→ **Objective**:
Render every line of the listing below as a Markdown table with the columns Row and Line, numbering the rows and skipping blank lines.

[Element placement listing]

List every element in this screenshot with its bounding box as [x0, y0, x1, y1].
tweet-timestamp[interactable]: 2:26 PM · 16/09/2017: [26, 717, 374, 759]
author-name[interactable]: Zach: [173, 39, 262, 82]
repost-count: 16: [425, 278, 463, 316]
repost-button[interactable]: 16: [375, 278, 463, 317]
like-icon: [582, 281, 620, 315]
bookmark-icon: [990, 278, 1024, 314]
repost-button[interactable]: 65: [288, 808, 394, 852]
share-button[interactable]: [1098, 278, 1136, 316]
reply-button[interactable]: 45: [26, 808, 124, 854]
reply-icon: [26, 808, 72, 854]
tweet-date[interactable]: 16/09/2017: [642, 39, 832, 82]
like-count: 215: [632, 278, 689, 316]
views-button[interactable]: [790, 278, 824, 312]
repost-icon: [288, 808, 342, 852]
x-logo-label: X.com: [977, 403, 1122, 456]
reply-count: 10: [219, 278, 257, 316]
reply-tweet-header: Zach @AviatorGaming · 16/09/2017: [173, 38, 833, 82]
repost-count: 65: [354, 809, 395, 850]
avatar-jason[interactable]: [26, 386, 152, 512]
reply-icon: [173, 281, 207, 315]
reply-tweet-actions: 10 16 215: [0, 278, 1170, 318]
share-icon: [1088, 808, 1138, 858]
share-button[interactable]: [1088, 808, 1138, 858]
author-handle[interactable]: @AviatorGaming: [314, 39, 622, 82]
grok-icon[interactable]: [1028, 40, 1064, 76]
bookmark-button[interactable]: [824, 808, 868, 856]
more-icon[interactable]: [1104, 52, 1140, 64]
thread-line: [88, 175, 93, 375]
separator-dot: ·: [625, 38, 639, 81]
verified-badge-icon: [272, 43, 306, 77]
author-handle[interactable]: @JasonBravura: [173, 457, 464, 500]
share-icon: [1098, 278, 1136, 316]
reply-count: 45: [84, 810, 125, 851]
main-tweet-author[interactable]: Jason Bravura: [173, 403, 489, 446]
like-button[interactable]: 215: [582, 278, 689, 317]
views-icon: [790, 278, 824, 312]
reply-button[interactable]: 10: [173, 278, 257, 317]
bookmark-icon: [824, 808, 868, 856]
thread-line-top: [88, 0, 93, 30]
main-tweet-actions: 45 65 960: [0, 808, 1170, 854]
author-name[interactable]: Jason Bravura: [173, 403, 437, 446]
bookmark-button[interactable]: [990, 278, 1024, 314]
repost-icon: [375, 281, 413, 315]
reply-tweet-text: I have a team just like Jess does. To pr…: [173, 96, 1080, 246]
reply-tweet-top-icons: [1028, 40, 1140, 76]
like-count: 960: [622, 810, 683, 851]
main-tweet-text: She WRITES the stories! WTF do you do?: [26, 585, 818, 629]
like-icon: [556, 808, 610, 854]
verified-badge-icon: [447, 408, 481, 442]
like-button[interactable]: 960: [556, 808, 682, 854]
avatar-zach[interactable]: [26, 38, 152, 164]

→ **Written solution**:
| Row | Line |
|---|---|
| 1 | List every element in this screenshot with its bounding box as [x0, y0, x1, y1]. |
| 2 | tweet-timestamp[interactable]: 2:26 PM · 16/09/2017: [26, 717, 374, 759] |
| 3 | author-name[interactable]: Zach: [173, 39, 262, 82] |
| 4 | repost-count: 16: [425, 278, 463, 316] |
| 5 | repost-button[interactable]: 16: [375, 278, 463, 317] |
| 6 | like-icon: [582, 281, 620, 315] |
| 7 | bookmark-icon: [990, 278, 1024, 314] |
| 8 | repost-button[interactable]: 65: [288, 808, 394, 852] |
| 9 | share-button[interactable]: [1098, 278, 1136, 316] |
| 10 | reply-button[interactable]: 45: [26, 808, 124, 854] |
| 11 | reply-icon: [26, 808, 72, 854] |
| 12 | tweet-date[interactable]: 16/09/2017: [642, 39, 832, 82] |
| 13 | like-count: 215: [632, 278, 689, 316] |
| 14 | views-button[interactable]: [790, 278, 824, 312] |
| 15 | repost-icon: [288, 808, 342, 852] |
| 16 | x-logo-label: X.com: [977, 403, 1122, 456] |
| 17 | reply-count: 10: [219, 278, 257, 316] |
| 18 | reply-tweet-header: Zach @AviatorGaming · 16/09/2017: [173, 38, 833, 82] |
| 19 | repost-count: 65: [354, 809, 395, 850] |
| 20 | avatar-jason[interactable]: [26, 386, 152, 512] |
| 21 | reply-icon: [173, 281, 207, 315] |
| 22 | reply-tweet-actions: 10 16 215: [0, 278, 1170, 318] |
| 23 | share-icon: [1088, 808, 1138, 858] |
| 24 | share-button[interactable]: [1088, 808, 1138, 858] |
| 25 | author-handle[interactable]: @AviatorGaming: [314, 39, 622, 82] |
| 26 | grok-icon[interactable]: [1028, 40, 1064, 76] |
| 27 | bookmark-button[interactable]: [824, 808, 868, 856] |
| 28 | more-icon[interactable]: [1104, 52, 1140, 64] |
| 29 | thread-line: [88, 175, 93, 375] |
| 30 | separator-dot: ·: [625, 38, 639, 81] |
| 31 | verified-badge-icon: [272, 43, 306, 77] |
| 32 | author-handle[interactable]: @JasonBravura: [173, 457, 464, 500] |
| 33 | share-icon: [1098, 278, 1136, 316] |
| 34 | reply-count: 45: [84, 810, 125, 851] |
| 35 | main-tweet-author[interactable]: Jason Bravura: [173, 403, 489, 446] |
| 36 | like-button[interactable]: 215: [582, 278, 689, 317] |
| 37 | views-icon: [790, 278, 824, 312] |
| 38 | reply-button[interactable]: 10: [173, 278, 257, 317] |
| 39 | bookmark-icon: [824, 808, 868, 856] |
| 40 | thread-line-top: [88, 0, 93, 30] |
| 41 | main-tweet-actions: 45 65 960: [0, 808, 1170, 854] |
| 42 | author-name[interactable]: Jason Bravura: [173, 403, 437, 446] |
| 43 | bookmark-button[interactable]: [990, 278, 1024, 314] |
| 44 | repost-icon: [375, 281, 413, 315] |
| 45 | reply-tweet-text: I have a team just like Jess does. To pr…: [173, 96, 1080, 246] |
| 46 | reply-tweet-top-icons: [1028, 40, 1140, 76] |
| 47 | like-count: 960: [622, 810, 683, 851] |
| 48 | main-tweet-text: She WRITES the stories! WTF do you do?: [26, 585, 818, 629] |
| 49 | like-icon: [556, 808, 610, 854] |
| 50 | verified-badge-icon: [447, 408, 481, 442] |
| 51 | like-button[interactable]: 960: [556, 808, 682, 854] |
| 52 | avatar-zach[interactable]: [26, 38, 152, 164] |